## WHAT IS ASKED
Pull every line with the word "migration" out of the entries below.

Records excerpted from a collection:
#####

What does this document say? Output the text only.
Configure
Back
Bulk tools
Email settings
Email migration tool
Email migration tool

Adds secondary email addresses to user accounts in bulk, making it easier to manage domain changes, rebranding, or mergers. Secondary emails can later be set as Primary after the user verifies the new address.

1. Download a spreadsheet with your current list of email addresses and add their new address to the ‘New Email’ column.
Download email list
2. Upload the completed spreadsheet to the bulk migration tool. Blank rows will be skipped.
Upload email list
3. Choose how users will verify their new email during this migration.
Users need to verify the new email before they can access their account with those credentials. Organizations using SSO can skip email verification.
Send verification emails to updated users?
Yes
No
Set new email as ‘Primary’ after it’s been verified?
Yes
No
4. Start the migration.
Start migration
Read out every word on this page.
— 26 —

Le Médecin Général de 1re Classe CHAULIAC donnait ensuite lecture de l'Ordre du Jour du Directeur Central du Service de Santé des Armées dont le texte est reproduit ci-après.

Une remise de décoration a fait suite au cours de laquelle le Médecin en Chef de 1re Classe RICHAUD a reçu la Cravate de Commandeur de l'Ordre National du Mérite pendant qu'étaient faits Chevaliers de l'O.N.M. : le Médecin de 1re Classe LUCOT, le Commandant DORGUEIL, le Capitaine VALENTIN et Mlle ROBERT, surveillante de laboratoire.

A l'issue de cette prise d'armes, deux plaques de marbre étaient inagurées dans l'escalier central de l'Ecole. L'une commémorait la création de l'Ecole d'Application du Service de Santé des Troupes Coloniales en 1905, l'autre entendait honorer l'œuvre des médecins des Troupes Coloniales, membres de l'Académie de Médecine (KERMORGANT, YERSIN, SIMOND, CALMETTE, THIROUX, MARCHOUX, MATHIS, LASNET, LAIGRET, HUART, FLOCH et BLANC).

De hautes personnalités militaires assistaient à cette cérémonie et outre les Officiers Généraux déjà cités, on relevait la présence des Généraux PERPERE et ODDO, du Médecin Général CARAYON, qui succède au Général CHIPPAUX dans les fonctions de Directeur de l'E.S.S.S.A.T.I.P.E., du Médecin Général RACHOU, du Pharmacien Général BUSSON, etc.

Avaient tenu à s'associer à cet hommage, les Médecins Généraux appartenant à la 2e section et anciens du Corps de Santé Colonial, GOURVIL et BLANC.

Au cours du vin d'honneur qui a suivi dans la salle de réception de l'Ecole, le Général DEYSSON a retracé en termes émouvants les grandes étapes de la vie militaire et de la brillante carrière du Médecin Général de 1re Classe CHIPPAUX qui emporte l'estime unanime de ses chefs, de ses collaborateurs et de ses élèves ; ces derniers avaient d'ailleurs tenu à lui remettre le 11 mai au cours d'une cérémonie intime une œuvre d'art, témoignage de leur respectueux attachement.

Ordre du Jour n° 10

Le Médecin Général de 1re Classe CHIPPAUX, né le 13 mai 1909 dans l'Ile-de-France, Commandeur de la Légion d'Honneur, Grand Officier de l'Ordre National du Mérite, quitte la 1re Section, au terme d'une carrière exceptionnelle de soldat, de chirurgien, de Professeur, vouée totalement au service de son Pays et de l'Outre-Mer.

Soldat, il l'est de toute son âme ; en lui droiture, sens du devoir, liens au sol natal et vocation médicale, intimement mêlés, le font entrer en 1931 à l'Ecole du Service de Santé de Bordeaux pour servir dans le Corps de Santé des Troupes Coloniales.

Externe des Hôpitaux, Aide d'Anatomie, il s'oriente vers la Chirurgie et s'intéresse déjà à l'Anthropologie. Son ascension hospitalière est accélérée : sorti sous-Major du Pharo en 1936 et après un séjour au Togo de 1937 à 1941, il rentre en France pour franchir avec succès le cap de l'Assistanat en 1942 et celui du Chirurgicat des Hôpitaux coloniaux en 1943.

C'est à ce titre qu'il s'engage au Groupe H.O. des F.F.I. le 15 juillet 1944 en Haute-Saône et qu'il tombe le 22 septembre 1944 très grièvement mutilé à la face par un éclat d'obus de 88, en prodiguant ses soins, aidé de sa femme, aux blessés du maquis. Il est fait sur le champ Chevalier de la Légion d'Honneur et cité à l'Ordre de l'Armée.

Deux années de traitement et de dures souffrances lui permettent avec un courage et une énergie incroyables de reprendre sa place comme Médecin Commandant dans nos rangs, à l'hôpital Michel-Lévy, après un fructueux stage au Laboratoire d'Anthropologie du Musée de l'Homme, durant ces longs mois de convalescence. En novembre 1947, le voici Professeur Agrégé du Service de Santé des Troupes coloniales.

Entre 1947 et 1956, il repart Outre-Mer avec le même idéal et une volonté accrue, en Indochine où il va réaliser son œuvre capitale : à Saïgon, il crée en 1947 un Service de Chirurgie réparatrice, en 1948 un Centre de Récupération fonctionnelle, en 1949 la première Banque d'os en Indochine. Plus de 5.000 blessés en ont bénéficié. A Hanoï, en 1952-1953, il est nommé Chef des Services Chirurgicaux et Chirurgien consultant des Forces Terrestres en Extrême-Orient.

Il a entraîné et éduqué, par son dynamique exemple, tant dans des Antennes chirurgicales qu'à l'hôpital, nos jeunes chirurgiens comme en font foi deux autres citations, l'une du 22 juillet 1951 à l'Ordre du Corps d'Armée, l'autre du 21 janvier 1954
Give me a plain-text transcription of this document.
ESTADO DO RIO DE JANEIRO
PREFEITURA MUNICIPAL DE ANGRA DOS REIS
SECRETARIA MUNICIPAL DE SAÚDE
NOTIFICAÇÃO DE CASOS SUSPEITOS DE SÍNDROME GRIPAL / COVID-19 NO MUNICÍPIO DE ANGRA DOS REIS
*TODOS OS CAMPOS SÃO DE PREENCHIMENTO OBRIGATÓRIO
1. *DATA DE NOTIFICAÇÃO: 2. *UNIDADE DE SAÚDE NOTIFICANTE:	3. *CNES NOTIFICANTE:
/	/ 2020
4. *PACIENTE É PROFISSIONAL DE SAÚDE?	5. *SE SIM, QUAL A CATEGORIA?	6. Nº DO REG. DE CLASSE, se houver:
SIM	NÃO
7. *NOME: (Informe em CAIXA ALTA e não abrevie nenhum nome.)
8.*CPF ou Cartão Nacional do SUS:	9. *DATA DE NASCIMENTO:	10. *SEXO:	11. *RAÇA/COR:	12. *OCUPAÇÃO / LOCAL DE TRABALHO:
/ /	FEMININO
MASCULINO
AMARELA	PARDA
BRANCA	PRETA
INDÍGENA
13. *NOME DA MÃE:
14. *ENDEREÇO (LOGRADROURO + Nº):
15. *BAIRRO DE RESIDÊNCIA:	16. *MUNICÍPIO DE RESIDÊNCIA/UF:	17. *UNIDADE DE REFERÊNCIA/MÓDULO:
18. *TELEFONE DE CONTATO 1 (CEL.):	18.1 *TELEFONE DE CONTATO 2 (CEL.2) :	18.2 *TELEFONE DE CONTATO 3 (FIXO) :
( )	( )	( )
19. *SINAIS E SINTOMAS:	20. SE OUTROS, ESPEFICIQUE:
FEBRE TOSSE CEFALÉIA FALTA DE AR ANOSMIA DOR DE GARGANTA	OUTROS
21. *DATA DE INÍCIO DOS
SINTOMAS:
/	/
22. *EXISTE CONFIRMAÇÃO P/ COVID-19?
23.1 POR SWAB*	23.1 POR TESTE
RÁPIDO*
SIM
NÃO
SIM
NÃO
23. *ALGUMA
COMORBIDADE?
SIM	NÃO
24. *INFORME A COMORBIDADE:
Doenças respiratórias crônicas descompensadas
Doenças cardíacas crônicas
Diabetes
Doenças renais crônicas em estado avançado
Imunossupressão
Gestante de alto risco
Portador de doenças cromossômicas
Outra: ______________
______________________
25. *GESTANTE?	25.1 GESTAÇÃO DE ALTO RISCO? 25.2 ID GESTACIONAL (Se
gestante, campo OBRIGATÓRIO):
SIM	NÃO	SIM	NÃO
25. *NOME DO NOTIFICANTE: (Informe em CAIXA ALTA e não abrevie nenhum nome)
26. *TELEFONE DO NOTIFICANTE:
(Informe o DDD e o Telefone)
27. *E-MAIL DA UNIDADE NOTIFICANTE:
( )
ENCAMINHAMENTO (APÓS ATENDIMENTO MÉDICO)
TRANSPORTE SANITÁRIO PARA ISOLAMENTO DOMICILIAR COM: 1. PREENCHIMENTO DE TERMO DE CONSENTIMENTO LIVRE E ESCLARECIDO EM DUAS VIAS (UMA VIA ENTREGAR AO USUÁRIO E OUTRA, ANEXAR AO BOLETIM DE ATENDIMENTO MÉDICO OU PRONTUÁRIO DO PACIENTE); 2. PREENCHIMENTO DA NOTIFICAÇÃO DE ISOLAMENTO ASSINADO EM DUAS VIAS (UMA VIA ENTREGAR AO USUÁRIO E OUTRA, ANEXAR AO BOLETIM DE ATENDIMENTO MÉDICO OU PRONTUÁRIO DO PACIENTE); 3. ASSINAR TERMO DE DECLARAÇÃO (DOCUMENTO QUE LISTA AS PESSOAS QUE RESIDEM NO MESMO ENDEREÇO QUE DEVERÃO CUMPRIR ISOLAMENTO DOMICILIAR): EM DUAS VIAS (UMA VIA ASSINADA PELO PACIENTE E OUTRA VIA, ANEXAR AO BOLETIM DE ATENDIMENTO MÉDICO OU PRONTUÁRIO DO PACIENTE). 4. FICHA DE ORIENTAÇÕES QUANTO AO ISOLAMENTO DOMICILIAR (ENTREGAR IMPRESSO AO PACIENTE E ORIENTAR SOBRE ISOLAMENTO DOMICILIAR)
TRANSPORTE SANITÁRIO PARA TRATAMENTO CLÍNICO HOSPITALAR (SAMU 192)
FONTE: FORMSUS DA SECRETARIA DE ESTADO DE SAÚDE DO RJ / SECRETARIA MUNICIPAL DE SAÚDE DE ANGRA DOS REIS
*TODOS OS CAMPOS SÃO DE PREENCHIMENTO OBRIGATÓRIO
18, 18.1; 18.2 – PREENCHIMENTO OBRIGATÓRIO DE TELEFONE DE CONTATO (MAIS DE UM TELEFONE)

#####

## EXERCISE RESPONSE
Email migration tool
Email migration tool
2. Upload the completed spreadsheet to the bulk migration tool. Blank rows will be skipped.
3. Choose how users will verify their new email during this migration.
4. Start the migration.
Start migration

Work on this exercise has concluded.